### WHAT YOU HAVE TO DO
Extract every record, exactly as written, and ignore the pictures.

Source records:
● ● ● ● ● ● ●

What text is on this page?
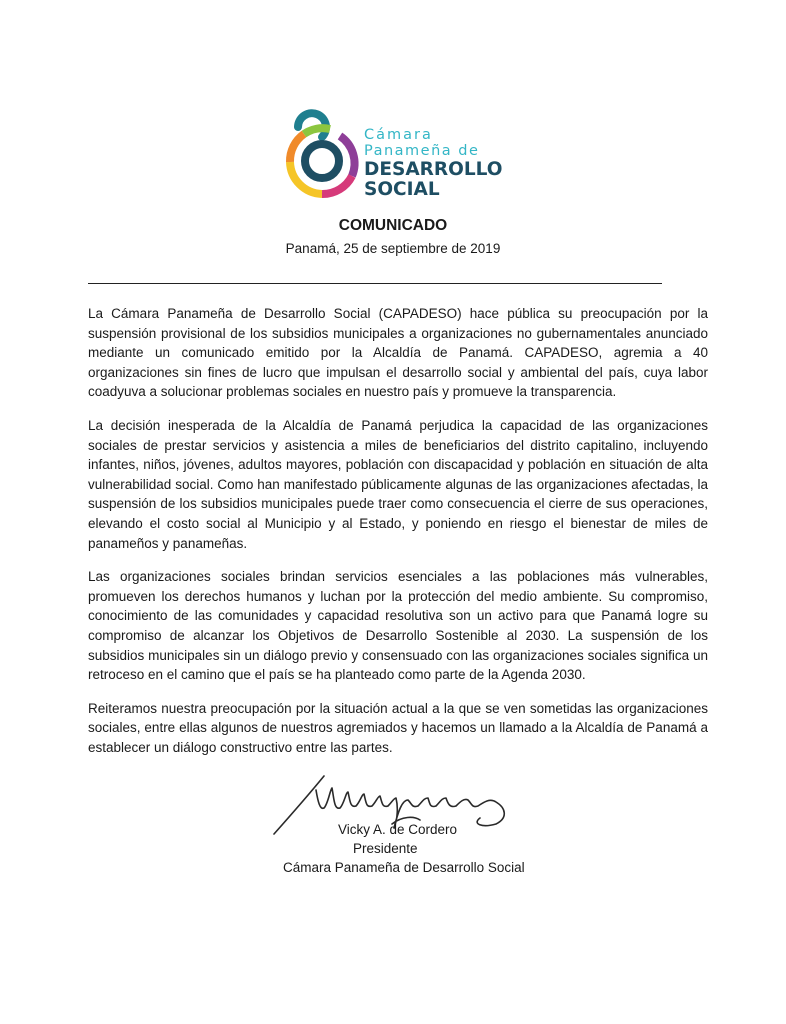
Cámara
Panameña de
DESARROLLO
SOCIAL
COMUNICADO
Panamá, 25 de septiembre de 2019

La Cámara Panameña de Desarrollo Social (CAPADESO) hace pública su preocupación por la suspensión provisional de los subsidios municipales a organizaciones no gubernamentales anunciado mediante un comunicado emitido por la Alcaldía de Panamá. CAPADESO, agremia a 40 organizaciones sin fines de lucro que impulsan el desarrollo social y ambiental del país, cuya labor coadyuva a solucionar problemas sociales en nuestro país y promueve la transparencia.

La decisión inesperada de la Alcaldía de Panamá perjudica la capacidad de las organizaciones sociales de prestar servicios y asistencia a miles de beneficiarios del distrito capitalino, incluyendo infantes, niños, jóvenes, adultos mayores, población con discapacidad y población en situación de alta vulnerabilidad social. Como han manifestado públicamente algunas de las organizaciones afectadas, la suspensión de los subsidios municipales puede traer como consecuencia el cierre de sus operaciones, elevando el costo social al Municipio y al Estado, y poniendo en riesgo el bienestar de miles de panameños y panameñas.

Las organizaciones sociales brindan servicios esenciales a las poblaciones más vulnerables, promueven los derechos humanos y luchan por la protección del medio ambiente. Su compromiso, conocimiento de las comunidades y capacidad resolutiva son un activo para que Panamá logre su compromiso de alcanzar los Objetivos de Desarrollo Sostenible al 2030. La suspensión de los subsidios municipales sin un diálogo previo y consensuado con las organizaciones sociales significa un retroceso en el camino que el país se ha planteado como parte de la Agenda 2030.

Reiteramos nuestra preocupación por la situación actual a la que se ven sometidas las organizaciones sociales, entre ellas algunos de nuestros agremiados y hacemos un llamado a la Alcaldía de Panamá a establecer un diálogo constructivo entre las partes.

Vicky A. de Cordero
Presidente
Cámara Panameña de Desarrollo Social
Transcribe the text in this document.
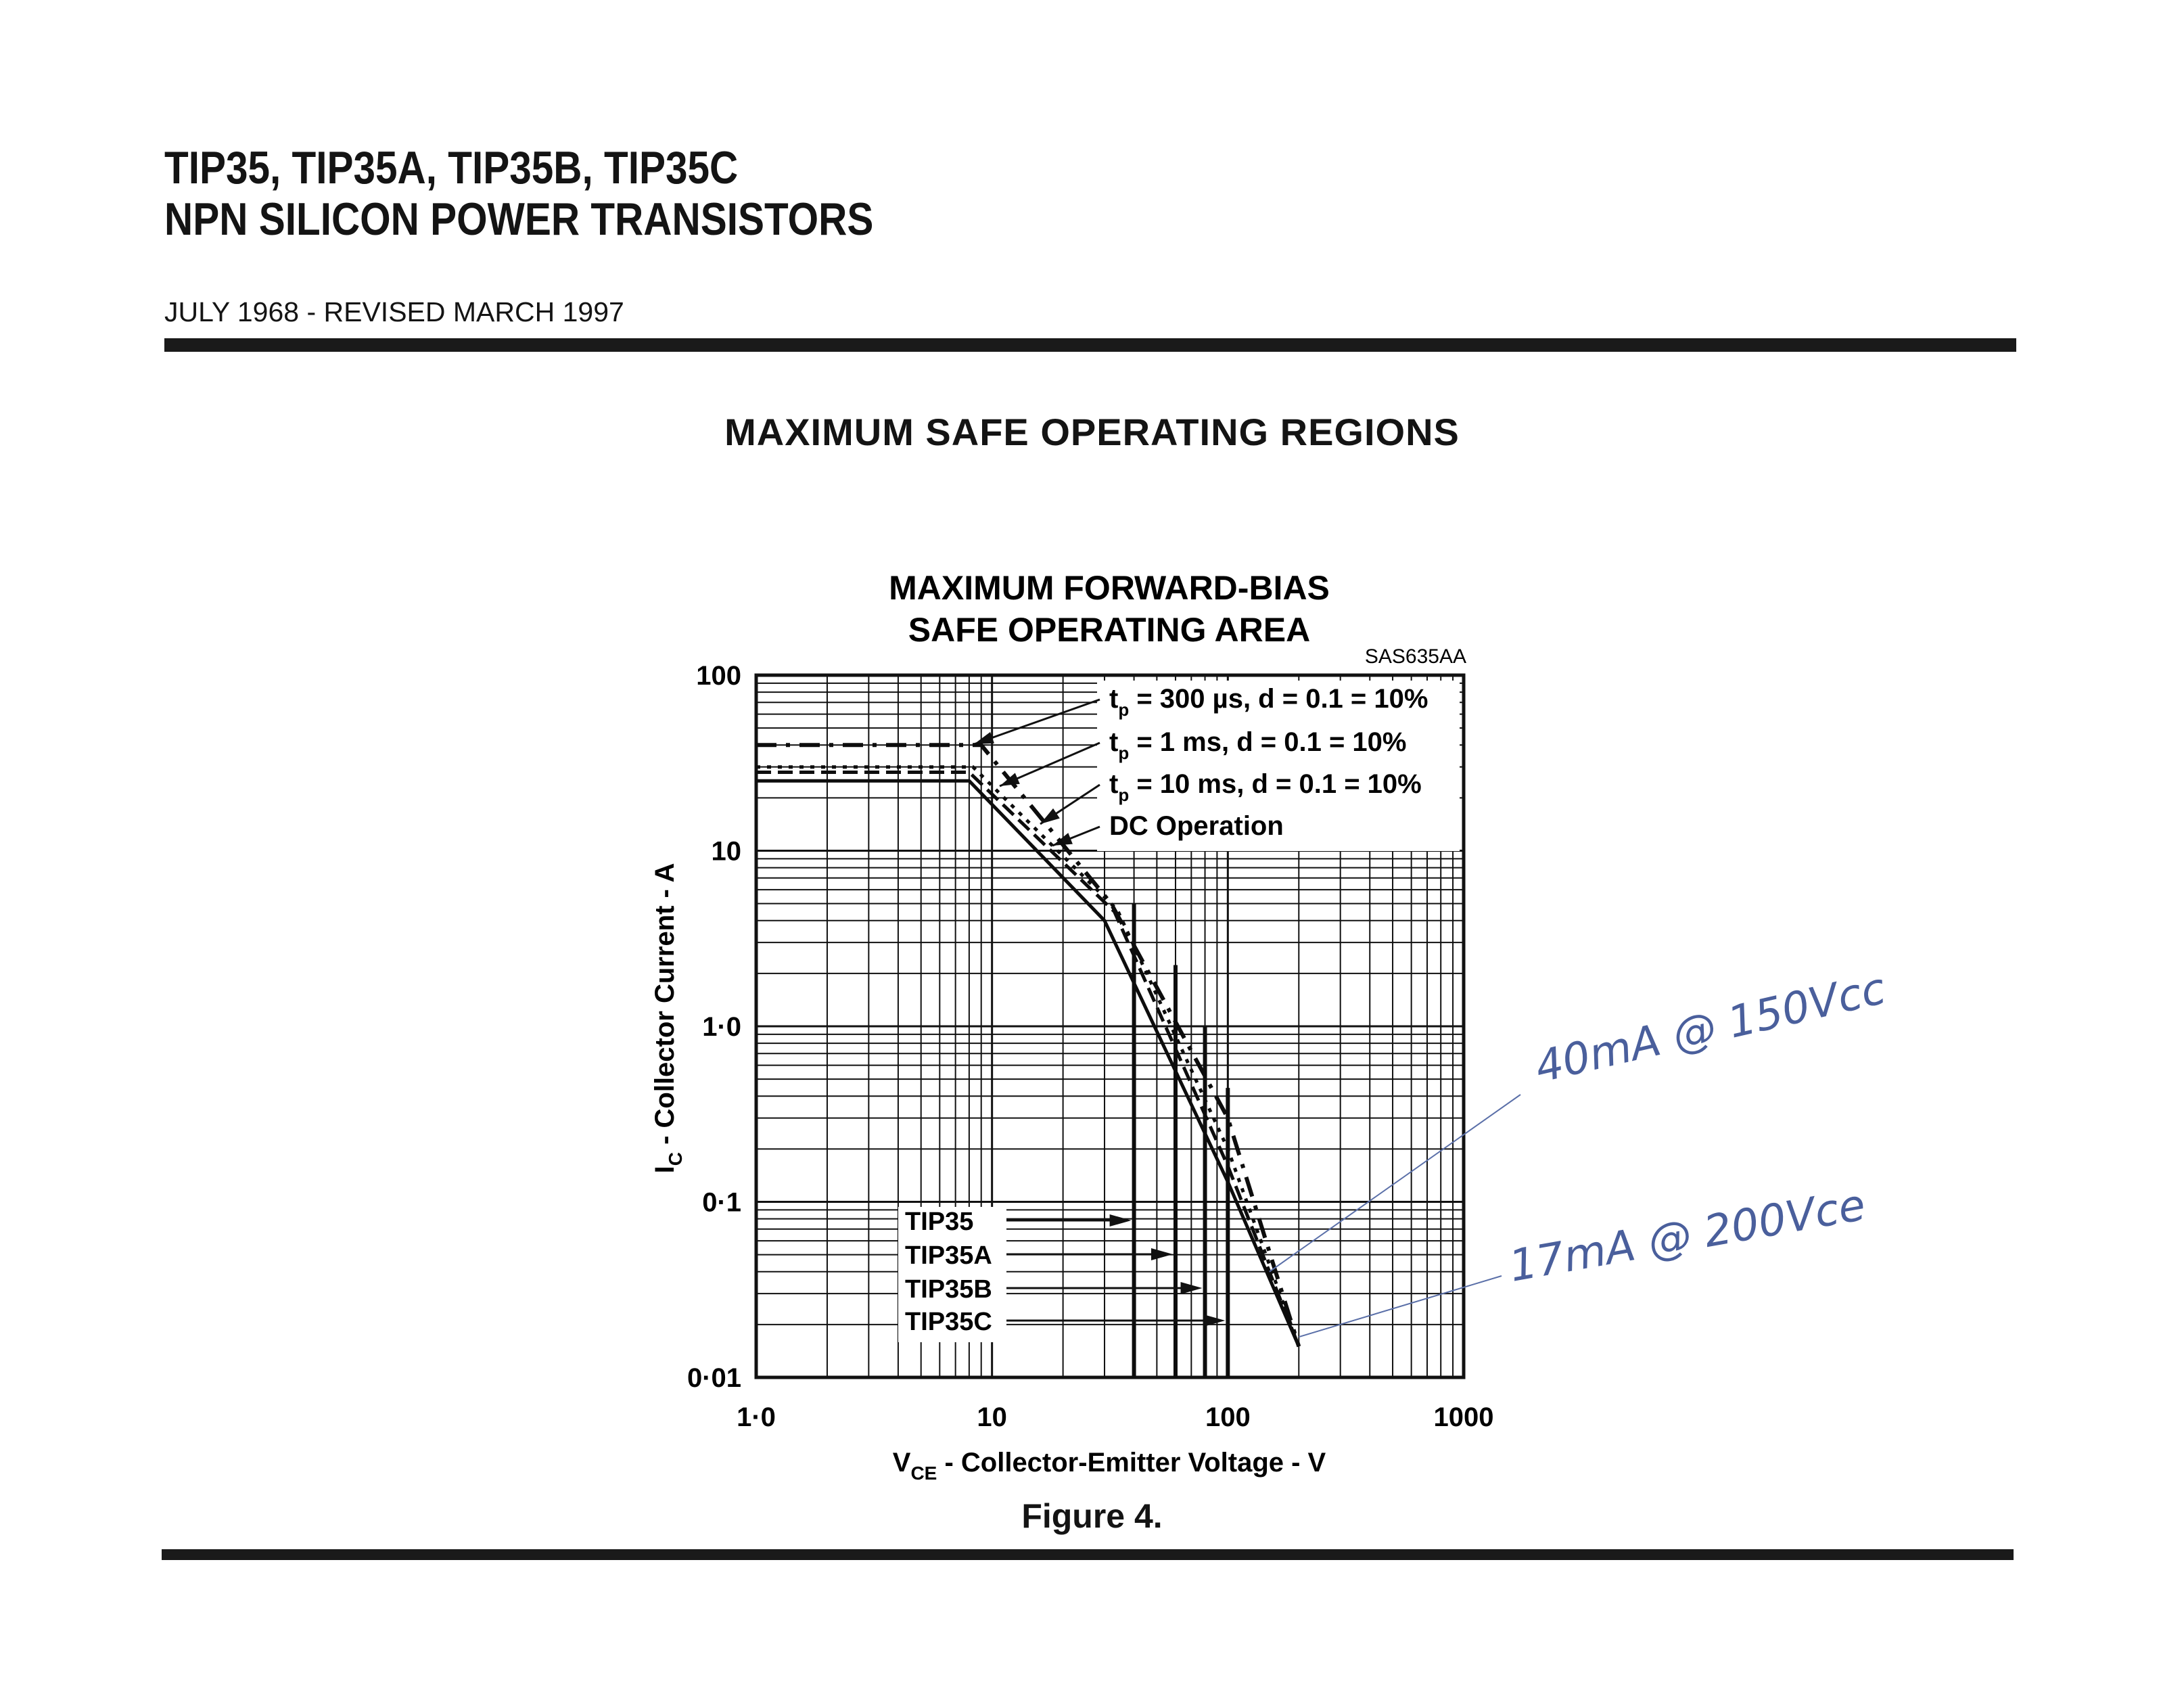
TIP35, TIP35A, TIP35B, TIP35C
NPN SILICON POWER TRANSISTORS
JULY 1968 - REVISED MARCH 1997
MAXIMUM SAFE OPERATING REGIONS
MAXIMUM FORWARD-BIAS
SAFE OPERATING AREA
SAS635AA
1·0	10	100	1000
100
10
1·0
0·1
0·01
$V_{CE}$ - Collector-Emitter Voltage - V
$I_C$ - Collector Current - A
$t_p = 300$ µs, d = 0.1 = 10%
$t_p = 1$ ms, d = 0.1 = 10%
$t_p = 10$ ms, d = 0.1 = 10%
DC Operation
TIP35
TIP35A
TIP35B
TIP35C
40mA @ 150Vcc
17mA @ 200Vce
Figure 4.
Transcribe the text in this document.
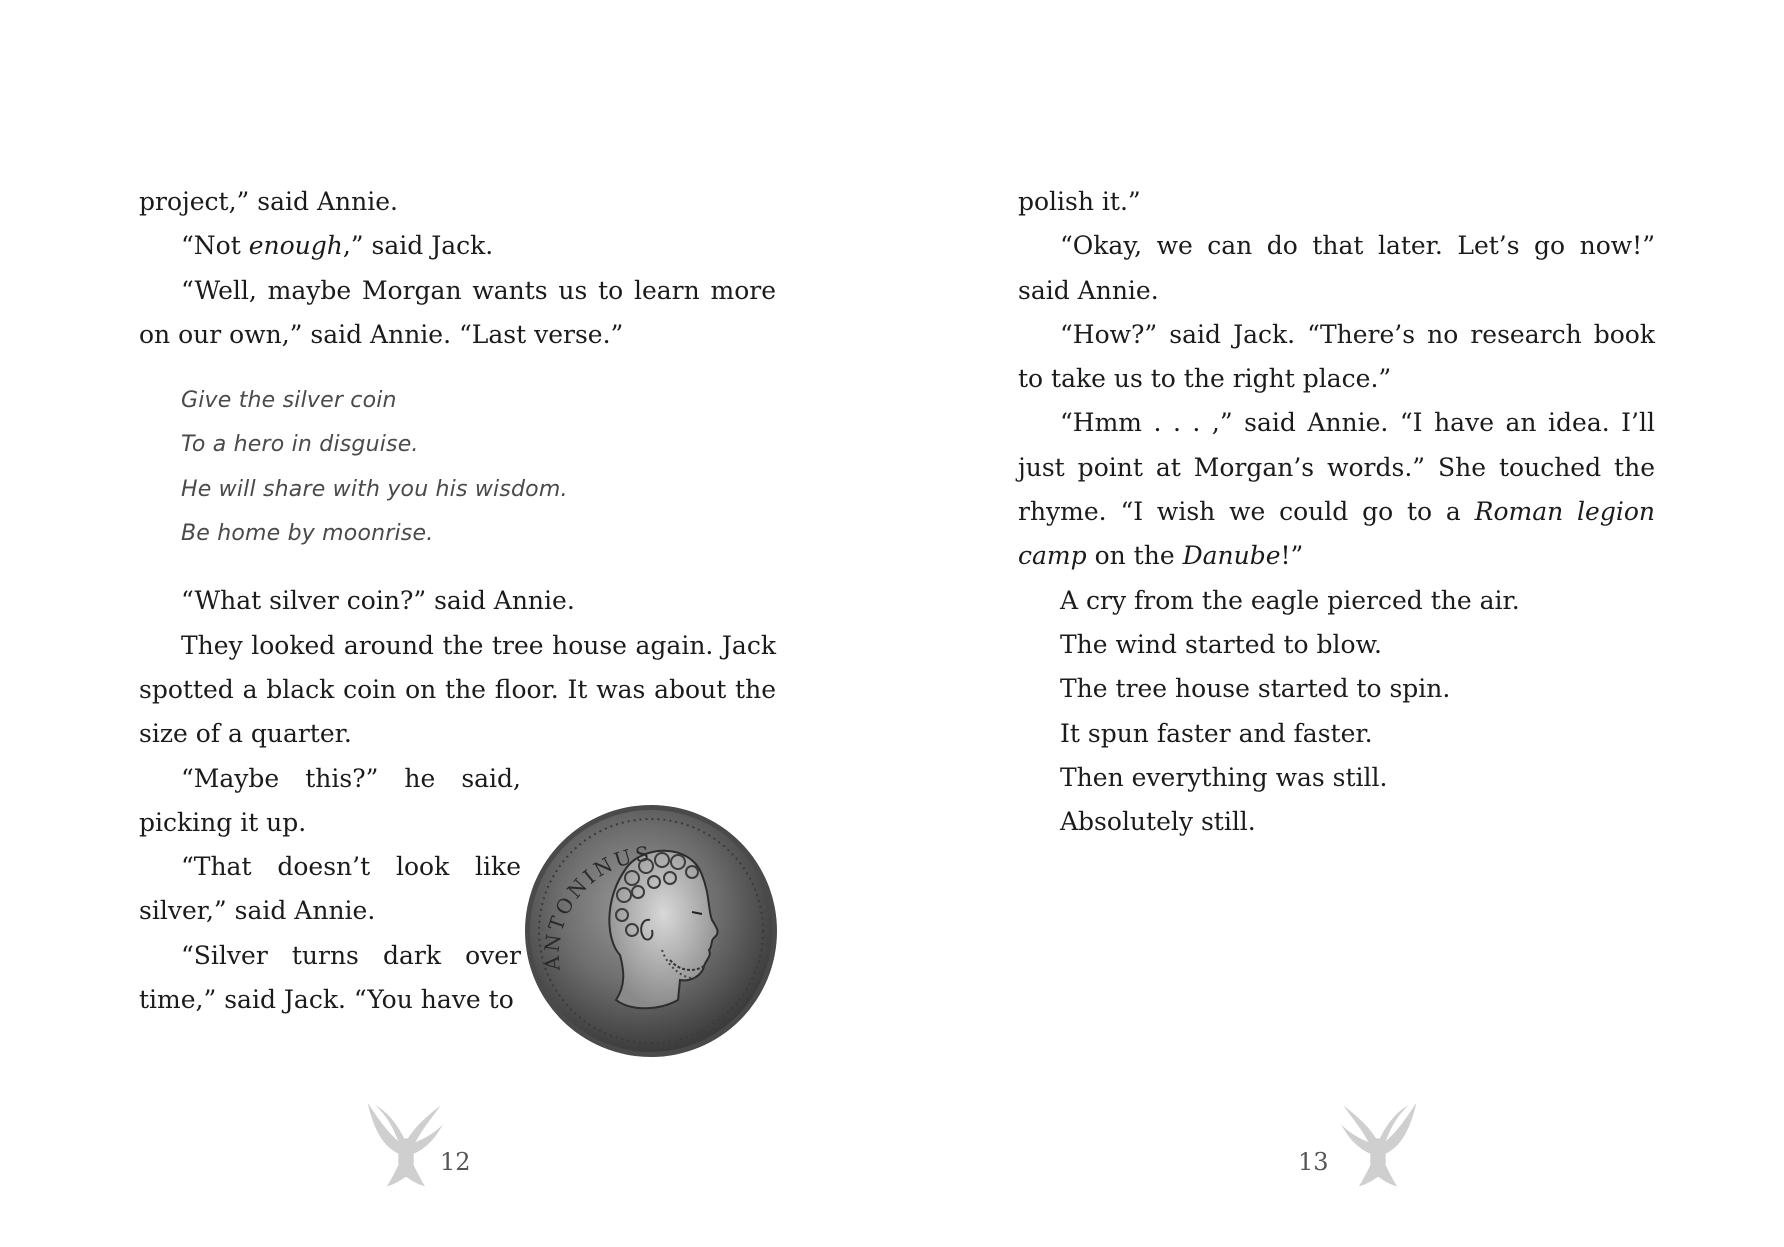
project,” said Annie.

“Not enough,” said Jack.

“Well, maybe Morgan wants us to learn more on our own,” said Annie. “Last verse.”

Give the silver coin
To a hero in disguise.
He will share with you his wisdom.
Be home by moonrise.

“What silver coin?” said Annie.

They looked around the tree house again. Jack spotted a black coin on the floor. It was about the size of a quarter.

“Maybe this?” he said, picking it up.

“That doesn’t look like silver,” said Annie.

“Silver turns dark over time,” said Jack. “You have to

ANTONINUS
12

polish it.”

“Okay, we can do that later. Let’s go now!” said Annie.

“How?” said Jack. “There’s no research book to take us to the right place.”

“Hmm . . . ,” said Annie. “I have an idea. I’ll just point at Morgan’s words.” She touched the rhyme. “I wish we could go to a Roman legion camp on the Danube!”

A cry from the eagle pierced the air.

The wind started to blow.

The tree house started to spin.

It spun faster and faster.

Then everything was still.

Absolutely still.

13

● ● ● ● ● ● ●

### RESULT OF THE EXERCISE
What text is on this page?
Cámara
Panameña de
DESARROLLO
SOCIAL
COMUNICADO
Panamá, 25 de septiembre de 2019

La Cámara Panameña de Desarrollo Social (CAPADESO) hace pública su preocupación por la suspensión provisional de los subsidios municipales a organizaciones no gubernamentales anunciado mediante un comunicado emitido por la Alcaldía de Panamá. CAPADESO, agremia a 40 organizaciones sin fines de lucro que impulsan el desarrollo social y ambiental del país, cuya labor coadyuva a solucionar problemas sociales en nuestro país y promueve la transparencia.

La decisión inesperada de la Alcaldía de Panamá perjudica la capacidad de las organizaciones sociales de prestar servicios y asistencia a miles de beneficiarios del distrito capitalino, incluyendo infantes, niños, jóvenes, adultos mayores, población con discapacidad y población en situación de alta vulnerabilidad social. Como han manifestado públicamente algunas de las organizaciones afectadas, la suspensión de los subsidios municipales puede traer como consecuencia el cierre de sus operaciones, elevando el costo social al Municipio y al Estado, y poniendo en riesgo el bienestar de miles de panameños y panameñas.

Las organizaciones sociales brindan servicios esenciales a las poblaciones más vulnerables, promueven los derechos humanos y luchan por la protección del medio ambiente. Su compromiso, conocimiento de las comunidades y capacidad resolutiva son un activo para que Panamá logre su compromiso de alcanzar los Objetivos de Desarrollo Sostenible al 2030. La suspensión de los subsidios municipales sin un diálogo previo y consensuado con las organizaciones sociales significa un retroceso en el camino que el país se ha planteado como parte de la Agenda 2030.

Reiteramos nuestra preocupación por la situación actual a la que se ven sometidas las organizaciones sociales, entre ellas algunos de nuestros agremiados y hacemos un llamado a la Alcaldía de Panamá a establecer un diálogo constructivo entre las partes.

Vicky A. de Cordero
Presidente
Cámara Panameña de Desarrollo Social
Transcribe the text in this document.
TIP35, TIP35A, TIP35B, TIP35C
NPN SILICON POWER TRANSISTORS
JULY 1968 - REVISED MARCH 1997
MAXIMUM SAFE OPERATING REGIONS
MAXIMUM FORWARD-BIAS
SAFE OPERATING AREA
SAS635AA
1·0	10	100	1000
100
10
1·0
0·1
0·01
$V_{CE}$ - Collector-Emitter Voltage - V
$I_C$ - Collector Current - A
$t_p = 300$ µs, d = 0.1 = 10%
$t_p = 1$ ms, d = 0.1 = 10%
$t_p = 10$ ms, d = 0.1 = 10%
DC Operation
TIP35
TIP35A
TIP35B
TIP35C
40mA @ 150Vcc
17mA @ 200Vce
Figure 4.
Transcribe the text in this document.
project,” said Annie.

“Not enough,” said Jack.

“Well, maybe Morgan wants us to learn more on our own,” said Annie. “Last verse.”

Give the silver coin
To a hero in disguise.
He will share with you his wisdom.
Be home by moonrise.

“What silver coin?” said Annie.

They looked around the tree house again. Jack spotted a black coin on the floor. It was about the size of a quarter.

“Maybe this?” he said, picking it up.

“That doesn’t look like silver,” said Annie.

“Silver turns dark over time,” said Jack. “You have to

ANTONINUS
12

polish it.”

“Okay, we can do that later. Let’s go now!” said Annie.

“How?” said Jack. “There’s no research book to take us to the right place.”

“Hmm . . . ,” said Annie. “I have an idea. I’ll just point at Morgan’s words.” She touched the rhyme. “I wish we could go to a Roman legion camp on the Danube!”

A cry from the eagle pierced the air.

The wind started to blow.

The tree house started to spin.

It spun faster and faster.

Then everything was still.

Absolutely still.

13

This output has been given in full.